◆ Given exercise
Go through the listing below and list every line with "kind".

◆ Entries

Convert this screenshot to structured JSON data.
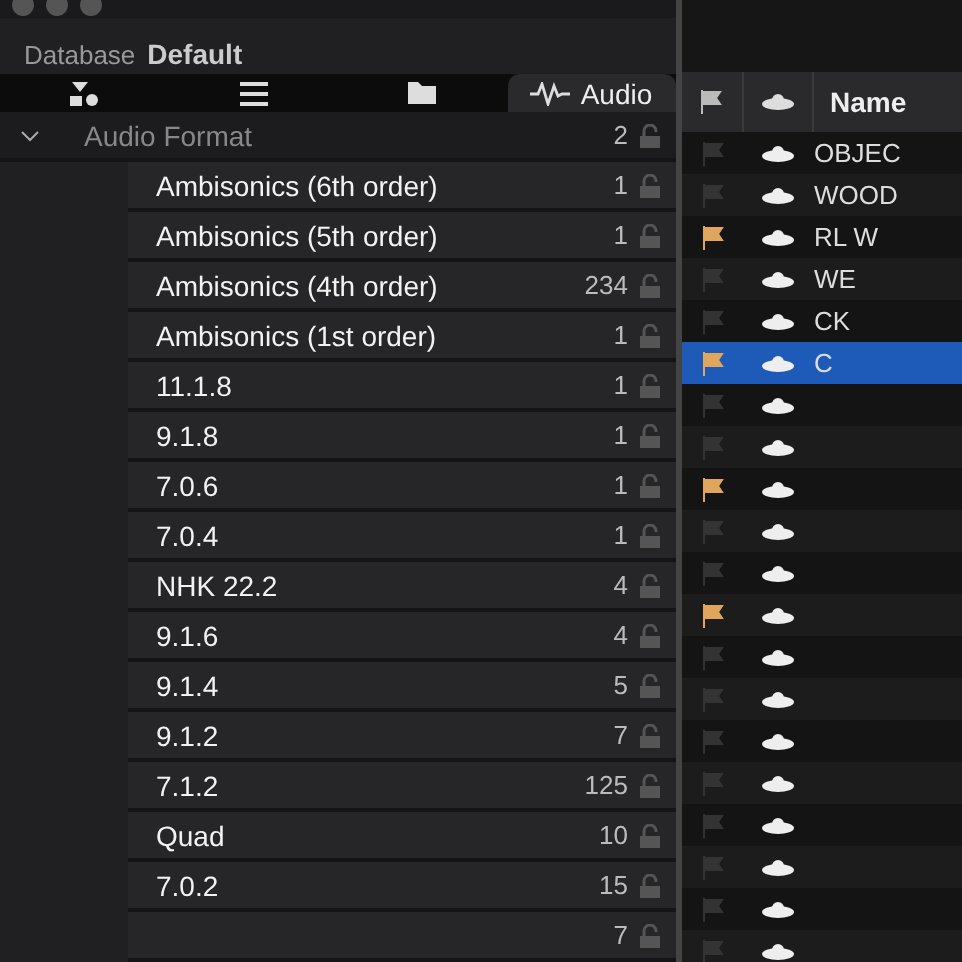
{
  "database": {
    "label": "Database",
    "value": "Default"
  },
  "tabs": [
    {
      "kind": "shapes",
      "selected": false
    },
    {
      "kind": "list",
      "selected": false
    },
    {
      "kind": "folder",
      "selected": false
    },
    {
      "kind": "audio",
      "label": "Audio",
      "selected": true
    }
  ],
  "tree": [
    {
      "label": "Audio Format",
      "count": "2",
      "expanded": true,
      "children": [
        {
          "label": "Ambisonics (6th order)",
          "count": "1"
        },
        {
          "label": "Ambisonics (5th order)",
          "count": "1"
        },
        {
          "label": "Ambisonics (4th order)",
          "count": "234"
        },
        {
          "label": "Ambisonics (1st order)",
          "count": "1"
        },
        {
          "label": "11.1.8",
          "count": "1"
        },
        {
          "label": "9.1.8",
          "count": "1"
        },
        {
          "label": "7.0.6",
          "count": "1"
        },
        {
          "label": "7.0.4",
          "count": "1"
        },
        {
          "label": "NHK 22.2",
          "count": "4"
        },
        {
          "label": "9.1.6",
          "count": "4"
        },
        {
          "label": "9.1.4",
          "count": "5"
        },
        {
          "label": "9.1.2",
          "count": "7"
        },
        {
          "label": "7.1.2",
          "count": "125"
        },
        {
          "label": "Quad",
          "count": "10"
        },
        {
          "label": "7.0.2",
          "count": "15"
        },
        {
          "count": "7"
        }
      ]
    }
  ],
  "table": {
    "columns": [
      {
        "kind": "flag"
      },
      {
        "kind": "cloud"
      },
      {
        "kind": "text",
        "label": "Name"
      }
    ],
    "rows": [
      {
        "flagged": false,
        "name": "OBJEC",
        "selected": false
      },
      {
        "flagged": false,
        "name": "WOOD",
        "selected": false
      },
      {
        "flagged": true,
        "name": "RL W",
        "selected": false
      },
      {
        "flagged": false,
        "name": "WE",
        "selected": false
      },
      {
        "flagged": false,
        "name": "CK",
        "selected": false
      },
      {
        "flagged": true,
        "name": "C",
        "selected": true
      },
      {
        "flagged": false,
        "selected": false
      },
      {
        "flagged": false,
        "selected": false
      },
      {
        "flagged": true,
        "selected": false
      },
      {
        "flagged": false,
        "selected": false
      },
      {
        "flagged": false,
        "selected": false
      },
      {
        "flagged": true,
        "selected": false
      },
      {
        "flagged": false,
        "selected": false
      },
      {
        "flagged": false,
        "selected": false
      },
      {
        "flagged": false,
        "selected": false
      },
      {
        "flagged": false,
        "selected": false
      },
      {
        "flagged": false,
        "selected": false
      },
      {
        "flagged": false,
        "selected": false
      },
      {
        "flagged": false,
        "selected": false
      },
      {
        "flagged": false,
        "selected": false
      }
    ]
  }
}
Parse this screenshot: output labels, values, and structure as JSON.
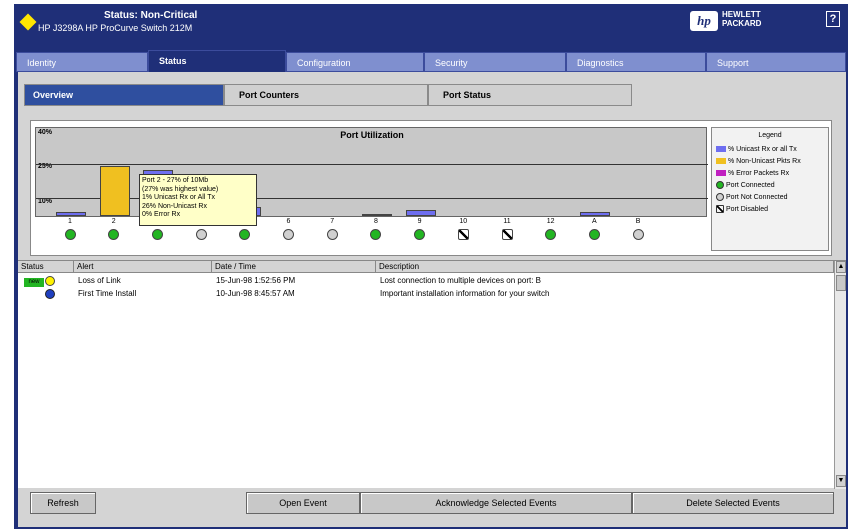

◆ Exercise result
      "kind": "shapes",
      "kind": "list",
      "kind": "folder",
      "kind": "audio",
        "kind": "flag"
        "kind": "cloud"
        "kind": "text",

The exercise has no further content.